_Problem:_ Your copy of the material below should match it exactly, except that it holds no pictures.

**** Listing

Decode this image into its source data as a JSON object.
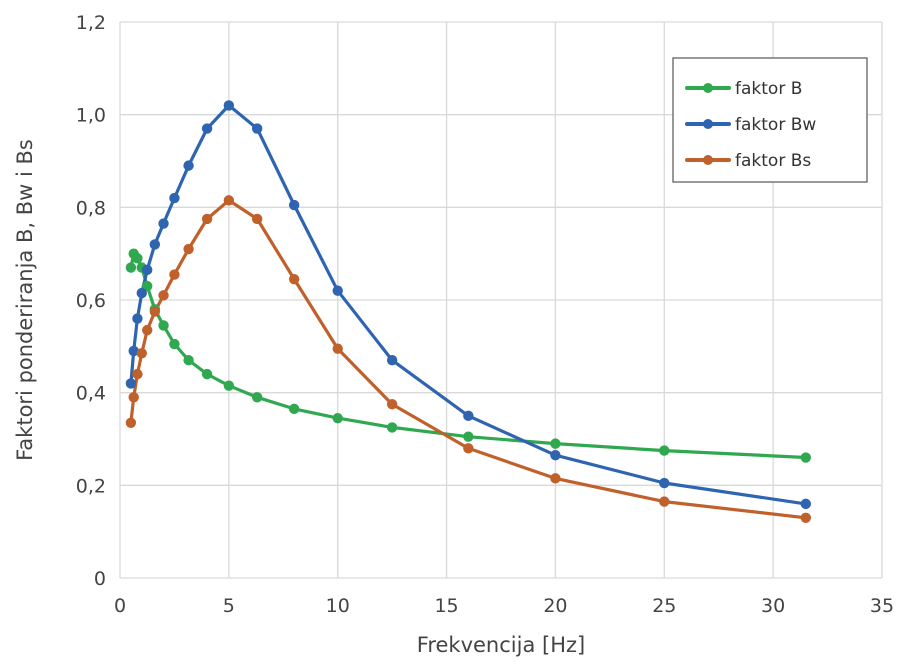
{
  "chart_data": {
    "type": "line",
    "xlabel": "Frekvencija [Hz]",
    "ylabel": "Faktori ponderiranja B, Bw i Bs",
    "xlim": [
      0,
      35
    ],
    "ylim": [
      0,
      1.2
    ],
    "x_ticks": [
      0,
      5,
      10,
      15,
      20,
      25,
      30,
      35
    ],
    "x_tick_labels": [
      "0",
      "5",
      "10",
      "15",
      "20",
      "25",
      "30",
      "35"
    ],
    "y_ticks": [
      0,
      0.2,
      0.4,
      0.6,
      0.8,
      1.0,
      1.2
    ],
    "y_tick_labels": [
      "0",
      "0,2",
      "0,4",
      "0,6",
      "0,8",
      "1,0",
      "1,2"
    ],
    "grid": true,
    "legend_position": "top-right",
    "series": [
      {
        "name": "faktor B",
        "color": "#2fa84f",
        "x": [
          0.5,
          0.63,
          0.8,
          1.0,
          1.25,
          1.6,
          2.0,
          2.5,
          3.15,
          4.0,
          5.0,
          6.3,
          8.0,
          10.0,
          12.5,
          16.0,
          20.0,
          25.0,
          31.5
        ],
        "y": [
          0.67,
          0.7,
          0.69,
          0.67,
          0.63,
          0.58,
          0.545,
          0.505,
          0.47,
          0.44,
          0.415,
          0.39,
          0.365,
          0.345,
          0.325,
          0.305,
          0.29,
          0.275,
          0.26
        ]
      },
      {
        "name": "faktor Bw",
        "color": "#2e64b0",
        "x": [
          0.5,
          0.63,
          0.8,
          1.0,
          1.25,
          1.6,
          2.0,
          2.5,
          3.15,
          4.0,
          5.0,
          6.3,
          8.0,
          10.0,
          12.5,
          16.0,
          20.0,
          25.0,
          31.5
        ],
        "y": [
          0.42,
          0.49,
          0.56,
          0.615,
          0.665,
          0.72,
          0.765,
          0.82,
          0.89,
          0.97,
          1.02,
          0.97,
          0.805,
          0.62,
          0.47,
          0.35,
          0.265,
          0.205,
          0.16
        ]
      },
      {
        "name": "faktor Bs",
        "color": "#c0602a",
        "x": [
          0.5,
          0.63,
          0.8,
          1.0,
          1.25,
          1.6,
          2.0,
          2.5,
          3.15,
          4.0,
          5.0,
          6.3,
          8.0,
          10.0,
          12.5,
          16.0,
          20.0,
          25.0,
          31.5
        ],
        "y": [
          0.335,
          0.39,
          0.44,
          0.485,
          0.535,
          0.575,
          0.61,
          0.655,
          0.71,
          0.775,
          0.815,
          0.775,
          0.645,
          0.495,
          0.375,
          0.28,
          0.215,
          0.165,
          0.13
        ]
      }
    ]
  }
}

********

_Answer to this exercise:_
Decode this image into its source data as a JSON object.
{
  "chart_data": {
    "type": "line",
    "xlabel": "Frekvencija [Hz]",
    "ylabel": "Faktori ponderiranja B, Bw i Bs",
    "xlim": [
      0,
      35
    ],
    "ylim": [
      0,
      1.2
    ],
    "x_ticks": [
      0,
      5,
      10,
      15,
      20,
      25,
      30,
      35
    ],
    "x_tick_labels": [
      "0",
      "5",
      "10",
      "15",
      "20",
      "25",
      "30",
      "35"
    ],
    "y_ticks": [
      0,
      0.2,
      0.4,
      0.6,
      0.8,
      1.0,
      1.2
    ],
    "y_tick_labels": [
      "0",
      "0,2",
      "0,4",
      "0,6",
      "0,8",
      "1,0",
      "1,2"
    ],
    "grid": true,
    "legend_position": "top-right",
    "series": [
      {
        "name": "faktor B",
        "color": "#2fa84f",
        "x": [
          0.5,
          0.63,
          0.8,
          1.0,
          1.25,
          1.6,
          2.0,
          2.5,
          3.15,
          4.0,
          5.0,
          6.3,
          8.0,
          10.0,
          12.5,
          16.0,
          20.0,
          25.0,
          31.5
        ],
        "y": [
          0.67,
          0.7,
          0.69,
          0.67,
          0.63,
          0.58,
          0.545,
          0.505,
          0.47,
          0.44,
          0.415,
          0.39,
          0.365,
          0.345,
          0.325,
          0.305,
          0.29,
          0.275,
          0.26
        ]
      },
      {
        "name": "faktor Bw",
        "color": "#2e64b0",
        "x": [
          0.5,
          0.63,
          0.8,
          1.0,
          1.25,
          1.6,
          2.0,
          2.5,
          3.15,
          4.0,
          5.0,
          6.3,
          8.0,
          10.0,
          12.5,
          16.0,
          20.0,
          25.0,
          31.5
        ],
        "y": [
          0.42,
          0.49,
          0.56,
          0.615,
          0.665,
          0.72,
          0.765,
          0.82,
          0.89,
          0.97,
          1.02,
          0.97,
          0.805,
          0.62,
          0.47,
          0.35,
          0.265,
          0.205,
          0.16
        ]
      },
      {
        "name": "faktor Bs",
        "color": "#c0602a",
        "x": [
          0.5,
          0.63,
          0.8,
          1.0,
          1.25,
          1.6,
          2.0,
          2.5,
          3.15,
          4.0,
          5.0,
          6.3,
          8.0,
          10.0,
          12.5,
          16.0,
          20.0,
          25.0,
          31.5
        ],
        "y": [
          0.335,
          0.39,
          0.44,
          0.485,
          0.535,
          0.575,
          0.61,
          0.655,
          0.71,
          0.775,
          0.815,
          0.775,
          0.645,
          0.495,
          0.375,
          0.28,
          0.215,
          0.165,
          0.13
        ]
      }
    ]
  }
}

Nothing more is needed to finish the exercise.